> _EXERCISE DIRECTIONS_: Copy out the lines that have "this" in them.

begin

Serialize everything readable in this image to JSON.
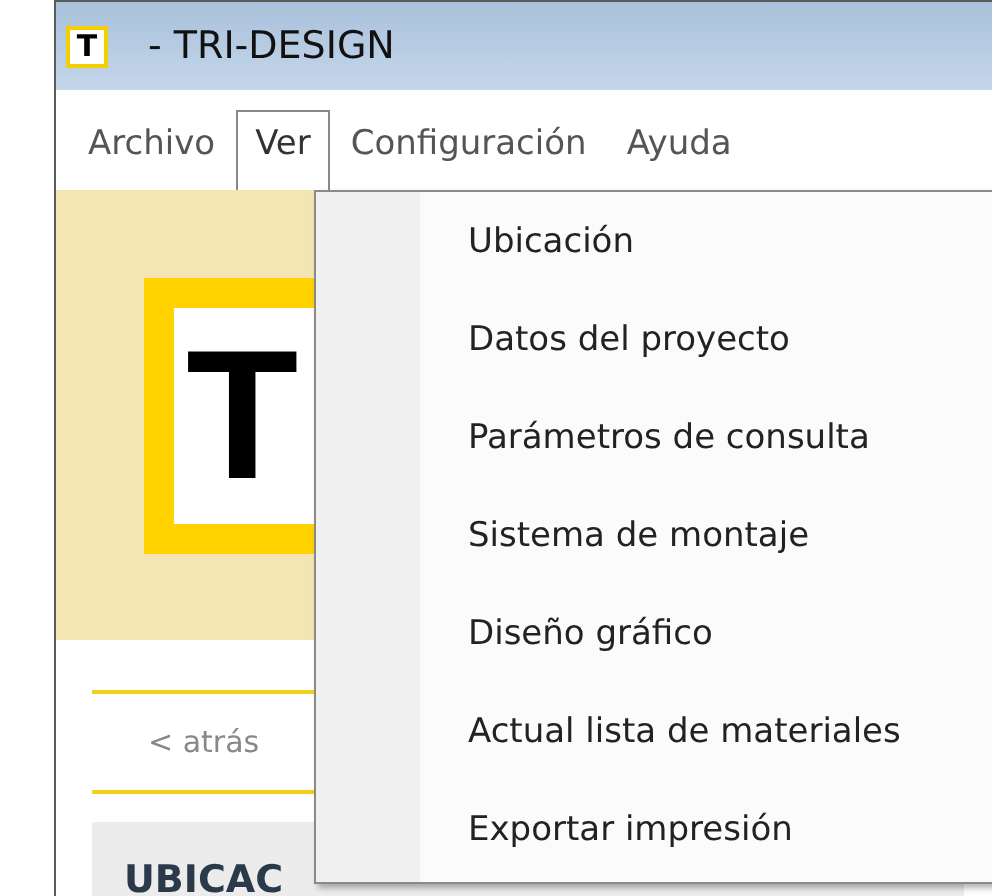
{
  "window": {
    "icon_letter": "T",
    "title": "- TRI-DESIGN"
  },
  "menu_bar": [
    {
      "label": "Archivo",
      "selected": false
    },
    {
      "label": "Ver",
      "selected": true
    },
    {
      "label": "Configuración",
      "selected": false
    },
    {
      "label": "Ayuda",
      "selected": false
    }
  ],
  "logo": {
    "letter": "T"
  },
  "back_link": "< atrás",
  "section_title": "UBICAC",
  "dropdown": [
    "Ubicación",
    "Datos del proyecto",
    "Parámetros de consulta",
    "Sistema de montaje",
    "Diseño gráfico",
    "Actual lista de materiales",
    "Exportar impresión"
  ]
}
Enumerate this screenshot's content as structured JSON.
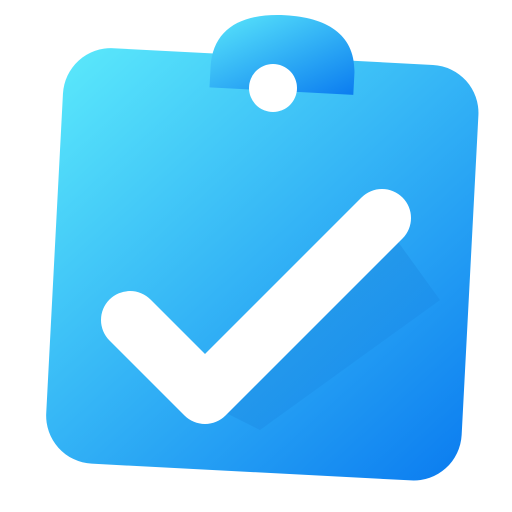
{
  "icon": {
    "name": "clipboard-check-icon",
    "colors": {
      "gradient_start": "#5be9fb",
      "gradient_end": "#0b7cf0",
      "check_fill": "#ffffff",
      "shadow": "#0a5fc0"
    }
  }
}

end

> _FINAL RESULT_:
Serialize everything readable in this image to JSON.
Enumerate this screenshot's content as structured JSON.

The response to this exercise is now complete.